§ **Exercise instructions**
Keep only the lines of the data below that contain "фонда", and copy them.

>>>

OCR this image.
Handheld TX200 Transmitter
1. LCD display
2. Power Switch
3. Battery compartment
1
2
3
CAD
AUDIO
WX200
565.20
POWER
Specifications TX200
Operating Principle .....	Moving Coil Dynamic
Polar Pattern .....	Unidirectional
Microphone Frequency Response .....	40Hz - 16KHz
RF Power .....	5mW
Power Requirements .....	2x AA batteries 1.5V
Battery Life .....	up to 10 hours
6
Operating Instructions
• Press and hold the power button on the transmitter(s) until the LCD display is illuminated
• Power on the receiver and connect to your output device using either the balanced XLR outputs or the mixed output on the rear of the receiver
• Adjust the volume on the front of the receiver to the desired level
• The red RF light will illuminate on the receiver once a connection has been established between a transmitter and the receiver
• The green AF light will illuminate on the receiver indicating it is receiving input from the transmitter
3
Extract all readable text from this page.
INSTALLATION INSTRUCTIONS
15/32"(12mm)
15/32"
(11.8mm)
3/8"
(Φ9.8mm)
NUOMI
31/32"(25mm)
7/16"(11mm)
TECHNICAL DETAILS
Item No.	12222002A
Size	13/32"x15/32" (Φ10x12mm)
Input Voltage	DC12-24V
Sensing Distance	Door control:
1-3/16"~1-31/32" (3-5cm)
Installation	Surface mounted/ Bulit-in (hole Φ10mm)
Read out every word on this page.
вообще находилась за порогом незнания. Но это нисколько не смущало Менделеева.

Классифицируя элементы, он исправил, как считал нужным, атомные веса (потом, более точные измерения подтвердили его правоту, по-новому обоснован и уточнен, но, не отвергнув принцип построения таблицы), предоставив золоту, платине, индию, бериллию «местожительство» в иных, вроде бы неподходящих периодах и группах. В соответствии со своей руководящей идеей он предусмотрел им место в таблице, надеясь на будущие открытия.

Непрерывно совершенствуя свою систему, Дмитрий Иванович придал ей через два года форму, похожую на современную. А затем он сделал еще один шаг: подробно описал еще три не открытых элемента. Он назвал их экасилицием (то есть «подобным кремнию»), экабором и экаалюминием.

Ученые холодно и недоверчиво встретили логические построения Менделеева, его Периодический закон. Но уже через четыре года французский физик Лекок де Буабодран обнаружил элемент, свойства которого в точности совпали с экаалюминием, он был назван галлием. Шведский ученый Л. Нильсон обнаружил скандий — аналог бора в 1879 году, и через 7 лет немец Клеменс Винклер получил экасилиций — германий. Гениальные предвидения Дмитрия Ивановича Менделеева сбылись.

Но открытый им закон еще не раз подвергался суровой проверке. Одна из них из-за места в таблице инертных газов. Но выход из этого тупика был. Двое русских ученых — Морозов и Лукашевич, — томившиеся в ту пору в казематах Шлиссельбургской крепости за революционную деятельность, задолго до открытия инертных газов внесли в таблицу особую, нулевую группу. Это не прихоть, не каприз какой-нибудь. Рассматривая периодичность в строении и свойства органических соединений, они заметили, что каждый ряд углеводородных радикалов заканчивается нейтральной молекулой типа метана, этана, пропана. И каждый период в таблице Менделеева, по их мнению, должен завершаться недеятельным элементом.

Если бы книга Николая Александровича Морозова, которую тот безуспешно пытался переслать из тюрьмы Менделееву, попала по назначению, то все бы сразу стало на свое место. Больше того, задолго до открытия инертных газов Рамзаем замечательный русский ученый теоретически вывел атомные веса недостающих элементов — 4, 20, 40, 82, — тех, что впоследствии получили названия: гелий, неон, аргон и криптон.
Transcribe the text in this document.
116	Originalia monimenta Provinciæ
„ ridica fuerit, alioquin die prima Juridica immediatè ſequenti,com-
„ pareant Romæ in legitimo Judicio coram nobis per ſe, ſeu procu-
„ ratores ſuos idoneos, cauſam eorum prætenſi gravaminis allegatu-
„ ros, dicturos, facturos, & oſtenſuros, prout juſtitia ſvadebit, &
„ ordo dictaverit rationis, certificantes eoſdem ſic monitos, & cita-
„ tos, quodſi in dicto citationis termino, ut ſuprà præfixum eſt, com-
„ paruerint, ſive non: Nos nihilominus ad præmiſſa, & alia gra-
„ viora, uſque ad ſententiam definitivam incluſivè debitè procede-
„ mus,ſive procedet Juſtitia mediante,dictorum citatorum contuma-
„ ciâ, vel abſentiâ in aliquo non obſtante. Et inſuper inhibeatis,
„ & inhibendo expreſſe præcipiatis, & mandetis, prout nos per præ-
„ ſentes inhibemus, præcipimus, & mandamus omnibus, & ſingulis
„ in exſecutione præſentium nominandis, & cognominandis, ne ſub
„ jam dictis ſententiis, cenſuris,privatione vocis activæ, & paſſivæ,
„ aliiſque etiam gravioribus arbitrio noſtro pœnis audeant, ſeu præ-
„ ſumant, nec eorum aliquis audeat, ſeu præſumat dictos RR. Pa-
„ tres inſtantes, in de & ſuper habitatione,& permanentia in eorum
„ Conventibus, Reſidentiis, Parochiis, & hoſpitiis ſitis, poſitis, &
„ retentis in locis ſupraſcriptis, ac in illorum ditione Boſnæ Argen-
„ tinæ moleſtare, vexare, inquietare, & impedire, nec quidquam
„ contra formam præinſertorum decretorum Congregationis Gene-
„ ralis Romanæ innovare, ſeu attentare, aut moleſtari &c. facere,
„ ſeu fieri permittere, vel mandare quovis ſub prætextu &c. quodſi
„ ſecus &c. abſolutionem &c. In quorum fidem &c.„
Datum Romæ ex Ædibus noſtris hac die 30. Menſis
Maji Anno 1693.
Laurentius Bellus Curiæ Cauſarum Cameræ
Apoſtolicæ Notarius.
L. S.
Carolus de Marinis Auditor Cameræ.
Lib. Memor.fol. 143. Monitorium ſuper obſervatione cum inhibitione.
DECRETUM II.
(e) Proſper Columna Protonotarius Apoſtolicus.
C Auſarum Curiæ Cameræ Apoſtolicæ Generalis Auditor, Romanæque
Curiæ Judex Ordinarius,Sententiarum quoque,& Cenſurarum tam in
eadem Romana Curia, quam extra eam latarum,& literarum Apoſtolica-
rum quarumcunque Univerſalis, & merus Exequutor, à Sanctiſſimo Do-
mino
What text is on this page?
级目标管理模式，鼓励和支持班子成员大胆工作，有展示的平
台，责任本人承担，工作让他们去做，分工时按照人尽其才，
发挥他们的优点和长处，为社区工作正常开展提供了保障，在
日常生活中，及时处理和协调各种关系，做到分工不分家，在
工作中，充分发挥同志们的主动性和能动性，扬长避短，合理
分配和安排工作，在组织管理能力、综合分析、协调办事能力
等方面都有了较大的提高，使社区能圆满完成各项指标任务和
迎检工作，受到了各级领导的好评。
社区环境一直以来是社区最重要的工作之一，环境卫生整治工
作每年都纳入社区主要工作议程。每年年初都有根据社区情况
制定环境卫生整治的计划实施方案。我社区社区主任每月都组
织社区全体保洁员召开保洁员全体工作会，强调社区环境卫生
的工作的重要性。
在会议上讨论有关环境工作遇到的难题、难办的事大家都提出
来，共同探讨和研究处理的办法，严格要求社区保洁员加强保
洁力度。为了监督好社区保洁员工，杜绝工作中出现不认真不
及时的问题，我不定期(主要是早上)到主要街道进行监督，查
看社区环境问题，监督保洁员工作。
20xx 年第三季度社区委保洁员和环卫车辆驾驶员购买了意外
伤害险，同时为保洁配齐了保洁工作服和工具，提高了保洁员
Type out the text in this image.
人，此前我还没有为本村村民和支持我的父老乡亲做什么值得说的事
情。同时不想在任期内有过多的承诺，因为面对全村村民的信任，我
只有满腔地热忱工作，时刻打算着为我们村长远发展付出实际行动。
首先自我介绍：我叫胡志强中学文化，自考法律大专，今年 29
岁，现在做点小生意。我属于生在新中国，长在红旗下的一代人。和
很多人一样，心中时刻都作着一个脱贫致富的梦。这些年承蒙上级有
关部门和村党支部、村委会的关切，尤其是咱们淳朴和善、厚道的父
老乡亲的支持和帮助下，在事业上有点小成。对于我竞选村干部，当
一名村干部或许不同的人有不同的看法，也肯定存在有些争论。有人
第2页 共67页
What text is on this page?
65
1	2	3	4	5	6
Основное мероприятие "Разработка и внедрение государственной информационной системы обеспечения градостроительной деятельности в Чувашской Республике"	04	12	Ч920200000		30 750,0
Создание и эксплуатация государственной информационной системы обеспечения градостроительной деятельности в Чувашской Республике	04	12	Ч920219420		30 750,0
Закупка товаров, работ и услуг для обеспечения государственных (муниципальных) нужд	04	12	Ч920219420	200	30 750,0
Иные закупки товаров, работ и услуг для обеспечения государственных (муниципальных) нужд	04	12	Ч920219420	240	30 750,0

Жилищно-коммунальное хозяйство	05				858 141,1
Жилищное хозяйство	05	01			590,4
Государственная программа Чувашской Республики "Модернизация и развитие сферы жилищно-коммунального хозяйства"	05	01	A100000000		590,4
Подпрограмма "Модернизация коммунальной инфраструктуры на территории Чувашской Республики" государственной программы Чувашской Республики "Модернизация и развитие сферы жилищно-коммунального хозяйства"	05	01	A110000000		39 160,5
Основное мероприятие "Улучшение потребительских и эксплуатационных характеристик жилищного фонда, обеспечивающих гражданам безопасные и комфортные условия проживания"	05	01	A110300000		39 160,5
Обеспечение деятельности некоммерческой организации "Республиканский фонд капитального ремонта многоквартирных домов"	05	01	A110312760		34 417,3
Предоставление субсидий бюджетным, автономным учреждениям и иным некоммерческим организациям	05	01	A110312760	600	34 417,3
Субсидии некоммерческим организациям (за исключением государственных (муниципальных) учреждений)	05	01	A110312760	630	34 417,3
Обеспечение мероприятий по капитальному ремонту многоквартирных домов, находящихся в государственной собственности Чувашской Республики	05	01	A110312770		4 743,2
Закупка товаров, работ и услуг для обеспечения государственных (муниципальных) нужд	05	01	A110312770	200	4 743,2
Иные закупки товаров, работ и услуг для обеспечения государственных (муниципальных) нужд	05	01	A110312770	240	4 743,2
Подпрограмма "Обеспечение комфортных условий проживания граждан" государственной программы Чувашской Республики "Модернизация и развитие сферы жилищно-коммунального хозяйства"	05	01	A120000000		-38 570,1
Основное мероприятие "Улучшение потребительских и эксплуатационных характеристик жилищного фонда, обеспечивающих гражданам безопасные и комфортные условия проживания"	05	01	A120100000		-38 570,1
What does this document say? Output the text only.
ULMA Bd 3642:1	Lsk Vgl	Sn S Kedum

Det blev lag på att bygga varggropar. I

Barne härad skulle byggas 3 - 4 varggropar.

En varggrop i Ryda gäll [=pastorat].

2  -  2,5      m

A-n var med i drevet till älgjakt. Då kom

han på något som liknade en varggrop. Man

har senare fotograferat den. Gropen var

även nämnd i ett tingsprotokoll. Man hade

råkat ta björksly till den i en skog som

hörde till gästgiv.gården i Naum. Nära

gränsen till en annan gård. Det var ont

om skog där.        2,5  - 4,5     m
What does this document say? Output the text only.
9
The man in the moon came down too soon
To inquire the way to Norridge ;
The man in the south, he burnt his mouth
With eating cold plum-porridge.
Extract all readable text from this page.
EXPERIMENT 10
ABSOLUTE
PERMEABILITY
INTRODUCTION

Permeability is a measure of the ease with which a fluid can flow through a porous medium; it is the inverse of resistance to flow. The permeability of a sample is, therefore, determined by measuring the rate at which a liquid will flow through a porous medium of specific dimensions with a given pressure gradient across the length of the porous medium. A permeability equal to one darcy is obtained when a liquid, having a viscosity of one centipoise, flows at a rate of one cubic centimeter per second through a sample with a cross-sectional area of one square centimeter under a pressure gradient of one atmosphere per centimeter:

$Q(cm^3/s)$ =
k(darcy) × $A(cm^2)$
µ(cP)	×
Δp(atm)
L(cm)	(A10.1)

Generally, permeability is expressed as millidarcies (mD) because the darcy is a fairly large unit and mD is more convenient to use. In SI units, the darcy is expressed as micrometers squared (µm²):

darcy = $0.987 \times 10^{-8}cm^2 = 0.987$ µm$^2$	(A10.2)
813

<<<

§ **In response**
Основное мероприятие "Улучшение потребительских и эксплуатационных характеристик жилищного фонда, обеспечивающих гражданам безопасные и комфортные условия проживания"	05	01	A110300000		39 160,5
Основное мероприятие "Улучшение потребительских и эксплуатационных характеристик жилищного фонда, обеспечивающих гражданам безопасные и комфортные условия проживания"	05	01	A120100000		-38 570,1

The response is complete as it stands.